DESCRIPTION OF THE TASK – Copy the data precisely, keeping every character.

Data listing

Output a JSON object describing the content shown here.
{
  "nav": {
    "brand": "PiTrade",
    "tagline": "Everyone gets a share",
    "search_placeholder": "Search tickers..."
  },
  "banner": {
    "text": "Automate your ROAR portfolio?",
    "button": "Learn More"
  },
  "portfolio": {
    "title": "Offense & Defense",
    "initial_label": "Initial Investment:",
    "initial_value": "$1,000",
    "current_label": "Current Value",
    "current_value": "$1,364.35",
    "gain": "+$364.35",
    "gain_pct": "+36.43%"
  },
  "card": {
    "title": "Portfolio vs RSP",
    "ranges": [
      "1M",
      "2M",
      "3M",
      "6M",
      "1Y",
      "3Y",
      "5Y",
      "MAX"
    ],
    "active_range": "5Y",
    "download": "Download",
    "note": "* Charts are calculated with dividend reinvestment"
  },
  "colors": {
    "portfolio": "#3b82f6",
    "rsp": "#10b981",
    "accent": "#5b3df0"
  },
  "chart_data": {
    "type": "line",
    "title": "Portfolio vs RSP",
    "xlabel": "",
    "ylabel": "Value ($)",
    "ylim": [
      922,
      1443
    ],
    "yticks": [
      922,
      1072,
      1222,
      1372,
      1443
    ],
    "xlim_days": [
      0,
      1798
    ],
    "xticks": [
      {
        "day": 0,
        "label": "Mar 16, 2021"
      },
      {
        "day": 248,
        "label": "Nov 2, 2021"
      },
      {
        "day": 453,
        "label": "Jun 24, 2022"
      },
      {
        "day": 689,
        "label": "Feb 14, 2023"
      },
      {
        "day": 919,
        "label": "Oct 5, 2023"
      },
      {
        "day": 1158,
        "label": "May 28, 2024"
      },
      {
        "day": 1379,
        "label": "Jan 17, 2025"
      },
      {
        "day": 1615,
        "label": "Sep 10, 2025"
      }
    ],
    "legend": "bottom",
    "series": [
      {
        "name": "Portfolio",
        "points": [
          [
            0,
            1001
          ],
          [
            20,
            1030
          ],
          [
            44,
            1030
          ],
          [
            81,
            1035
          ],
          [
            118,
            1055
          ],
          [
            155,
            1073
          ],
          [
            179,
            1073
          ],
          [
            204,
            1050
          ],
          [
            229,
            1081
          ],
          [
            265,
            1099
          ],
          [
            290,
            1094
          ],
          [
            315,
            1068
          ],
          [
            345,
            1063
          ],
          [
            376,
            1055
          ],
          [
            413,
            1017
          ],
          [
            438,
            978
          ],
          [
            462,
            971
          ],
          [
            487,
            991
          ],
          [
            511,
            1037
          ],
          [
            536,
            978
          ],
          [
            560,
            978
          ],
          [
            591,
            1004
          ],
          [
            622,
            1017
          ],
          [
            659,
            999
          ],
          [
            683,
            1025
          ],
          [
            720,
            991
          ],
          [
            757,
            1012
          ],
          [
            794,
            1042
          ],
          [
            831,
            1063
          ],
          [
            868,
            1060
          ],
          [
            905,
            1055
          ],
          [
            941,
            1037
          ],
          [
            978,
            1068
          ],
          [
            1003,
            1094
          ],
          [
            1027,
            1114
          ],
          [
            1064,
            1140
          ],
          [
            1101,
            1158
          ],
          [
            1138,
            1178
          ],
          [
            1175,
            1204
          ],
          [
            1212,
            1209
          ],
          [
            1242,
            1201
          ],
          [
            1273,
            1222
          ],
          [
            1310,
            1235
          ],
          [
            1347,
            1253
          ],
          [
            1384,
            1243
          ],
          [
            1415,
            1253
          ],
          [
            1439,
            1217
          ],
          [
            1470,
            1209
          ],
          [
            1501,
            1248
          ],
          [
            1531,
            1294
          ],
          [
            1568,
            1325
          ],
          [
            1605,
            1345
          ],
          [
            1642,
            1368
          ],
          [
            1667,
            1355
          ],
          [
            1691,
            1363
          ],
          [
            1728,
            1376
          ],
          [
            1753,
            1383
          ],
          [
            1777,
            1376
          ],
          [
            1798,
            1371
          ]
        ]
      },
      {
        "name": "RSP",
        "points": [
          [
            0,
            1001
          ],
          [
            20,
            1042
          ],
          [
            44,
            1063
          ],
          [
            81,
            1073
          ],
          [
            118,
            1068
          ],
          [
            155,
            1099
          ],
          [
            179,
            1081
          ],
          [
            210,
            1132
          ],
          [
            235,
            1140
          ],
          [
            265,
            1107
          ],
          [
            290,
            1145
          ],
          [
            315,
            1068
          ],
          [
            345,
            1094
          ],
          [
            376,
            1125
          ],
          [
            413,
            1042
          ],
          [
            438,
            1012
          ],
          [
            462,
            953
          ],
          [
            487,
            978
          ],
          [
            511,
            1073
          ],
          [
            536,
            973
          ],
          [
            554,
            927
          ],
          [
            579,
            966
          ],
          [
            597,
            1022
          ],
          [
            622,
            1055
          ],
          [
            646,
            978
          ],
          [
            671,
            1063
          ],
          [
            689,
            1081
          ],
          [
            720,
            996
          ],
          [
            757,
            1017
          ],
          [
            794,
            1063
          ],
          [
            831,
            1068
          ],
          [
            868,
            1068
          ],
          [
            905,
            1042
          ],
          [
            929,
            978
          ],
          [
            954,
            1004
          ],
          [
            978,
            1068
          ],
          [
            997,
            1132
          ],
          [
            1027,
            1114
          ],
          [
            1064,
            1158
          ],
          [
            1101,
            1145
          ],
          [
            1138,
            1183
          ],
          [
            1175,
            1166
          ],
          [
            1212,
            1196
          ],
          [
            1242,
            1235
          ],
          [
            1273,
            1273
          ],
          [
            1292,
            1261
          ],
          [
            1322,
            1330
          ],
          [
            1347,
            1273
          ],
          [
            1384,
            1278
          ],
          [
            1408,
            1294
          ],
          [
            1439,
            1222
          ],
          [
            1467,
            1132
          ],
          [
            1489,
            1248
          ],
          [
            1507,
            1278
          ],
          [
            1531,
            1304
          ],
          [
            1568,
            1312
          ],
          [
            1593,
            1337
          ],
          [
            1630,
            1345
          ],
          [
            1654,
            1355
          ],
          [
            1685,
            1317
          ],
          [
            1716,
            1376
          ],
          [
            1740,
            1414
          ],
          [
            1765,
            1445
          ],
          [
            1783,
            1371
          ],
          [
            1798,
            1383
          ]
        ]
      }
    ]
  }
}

REPLY –
Output a JSON object describing the content shown here.
{
  "nav": {
    "brand": "PiTrade",
    "tagline": "Everyone gets a share",
    "search_placeholder": "Search tickers..."
  },
  "banner": {
    "text": "Automate your ROAR portfolio?",
    "button": "Learn More"
  },
  "portfolio": {
    "title": "Offense & Defense",
    "initial_label": "Initial Investment:",
    "initial_value": "$1,000",
    "current_label": "Current Value",
    "current_value": "$1,364.35",
    "gain": "+$364.35",
    "gain_pct": "+36.43%"
  },
  "card": {
    "title": "Portfolio vs RSP",
    "ranges": [
      "1M",
      "2M",
      "3M",
      "6M",
      "1Y",
      "3Y",
      "5Y",
      "MAX"
    ],
    "active_range": "5Y",
    "download": "Download",
    "note": "* Charts are calculated with dividend reinvestment"
  },
  "colors": {
    "portfolio": "#3b82f6",
    "rsp": "#10b981",
    "accent": "#5b3df0"
  },
  "chart_data": {
    "type": "line",
    "title": "Portfolio vs RSP",
    "xlabel": "",
    "ylabel": "Value ($)",
    "ylim": [
      922,
      1443
    ],
    "yticks": [
      922,
      1072,
      1222,
      1372,
      1443
    ],
    "xlim_days": [
      0,
      1798
    ],
    "xticks": [
      {
        "day": 0,
        "label": "Mar 16, 2021"
      },
      {
        "day": 248,
        "label": "Nov 2, 2021"
      },
      {
        "day": 453,
        "label": "Jun 24, 2022"
      },
      {
        "day": 689,
        "label": "Feb 14, 2023"
      },
      {
        "day": 919,
        "label": "Oct 5, 2023"
      },
      {
        "day": 1158,
        "label": "May 28, 2024"
      },
      {
        "day": 1379,
        "label": "Jan 17, 2025"
      },
      {
        "day": 1615,
        "label": "Sep 10, 2025"
      }
    ],
    "legend": "bottom",
    "series": [
      {
        "name": "Portfolio",
        "points": [
          [
            0,
            1001
          ],
          [
            20,
            1030
          ],
          [
            44,
            1030
          ],
          [
            81,
            1035
          ],
          [
            118,
            1055
          ],
          [
            155,
            1073
          ],
          [
            179,
            1073
          ],
          [
            204,
            1050
          ],
          [
            229,
            1081
          ],
          [
            265,
            1099
          ],
          [
            290,
            1094
          ],
          [
            315,
            1068
          ],
          [
            345,
            1063
          ],
          [
            376,
            1055
          ],
          [
            413,
            1017
          ],
          [
            438,
            978
          ],
          [
            462,
            971
          ],
          [
            487,
            991
          ],
          [
            511,
            1037
          ],
          [
            536,
            978
          ],
          [
            560,
            978
          ],
          [
            591,
            1004
          ],
          [
            622,
            1017
          ],
          [
            659,
            999
          ],
          [
            683,
            1025
          ],
          [
            720,
            991
          ],
          [
            757,
            1012
          ],
          [
            794,
            1042
          ],
          [
            831,
            1063
          ],
          [
            868,
            1060
          ],
          [
            905,
            1055
          ],
          [
            941,
            1037
          ],
          [
            978,
            1068
          ],
          [
            1003,
            1094
          ],
          [
            1027,
            1114
          ],
          [
            1064,
            1140
          ],
          [
            1101,
            1158
          ],
          [
            1138,
            1178
          ],
          [
            1175,
            1204
          ],
          [
            1212,
            1209
          ],
          [
            1242,
            1201
          ],
          [
            1273,
            1222
          ],
          [
            1310,
            1235
          ],
          [
            1347,
            1253
          ],
          [
            1384,
            1243
          ],
          [
            1415,
            1253
          ],
          [
            1439,
            1217
          ],
          [
            1470,
            1209
          ],
          [
            1501,
            1248
          ],
          [
            1531,
            1294
          ],
          [
            1568,
            1325
          ],
          [
            1605,
            1345
          ],
          [
            1642,
            1368
          ],
          [
            1667,
            1355
          ],
          [
            1691,
            1363
          ],
          [
            1728,
            1376
          ],
          [
            1753,
            1383
          ],
          [
            1777,
            1376
          ],
          [
            1798,
            1371
          ]
        ]
      },
      {
        "name": "RSP",
        "points": [
          [
            0,
            1001
          ],
          [
            20,
            1042
          ],
          [
            44,
            1063
          ],
          [
            81,
            1073
          ],
          [
            118,
            1068
          ],
          [
            155,
            1099
          ],
          [
            179,
            1081
          ],
          [
            210,
            1132
          ],
          [
            235,
            1140
          ],
          [
            265,
            1107
          ],
          [
            290,
            1145
          ],
          [
            315,
            1068
          ],
          [
            345,
            1094
          ],
          [
            376,
            1125
          ],
          [
            413,
            1042
          ],
          [
            438,
            1012
          ],
          [
            462,
            953
          ],
          [
            487,
            978
          ],
          [
            511,
            1073
          ],
          [
            536,
            973
          ],
          [
            554,
            927
          ],
          [
            579,
            966
          ],
          [
            597,
            1022
          ],
          [
            622,
            1055
          ],
          [
            646,
            978
          ],
          [
            671,
            1063
          ],
          [
            689,
            1081
          ],
          [
            720,
            996
          ],
          [
            757,
            1017
          ],
          [
            794,
            1063
          ],
          [
            831,
            1068
          ],
          [
            868,
            1068
          ],
          [
            905,
            1042
          ],
          [
            929,
            978
          ],
          [
            954,
            1004
          ],
          [
            978,
            1068
          ],
          [
            997,
            1132
          ],
          [
            1027,
            1114
          ],
          [
            1064,
            1158
          ],
          [
            1101,
            1145
          ],
          [
            1138,
            1183
          ],
          [
            1175,
            1166
          ],
          [
            1212,
            1196
          ],
          [
            1242,
            1235
          ],
          [
            1273,
            1273
          ],
          [
            1292,
            1261
          ],
          [
            1322,
            1330
          ],
          [
            1347,
            1273
          ],
          [
            1384,
            1278
          ],
          [
            1408,
            1294
          ],
          [
            1439,
            1222
          ],
          [
            1467,
            1132
          ],
          [
            1489,
            1248
          ],
          [
            1507,
            1278
          ],
          [
            1531,
            1304
          ],
          [
            1568,
            1312
          ],
          [
            1593,
            1337
          ],
          [
            1630,
            1345
          ],
          [
            1654,
            1355
          ],
          [
            1685,
            1317
          ],
          [
            1716,
            1376
          ],
          [
            1740,
            1414
          ],
          [
            1765,
            1445
          ],
          [
            1783,
            1371
          ],
          [
            1798,
            1383
          ]
        ]
      }
    ]
  }
}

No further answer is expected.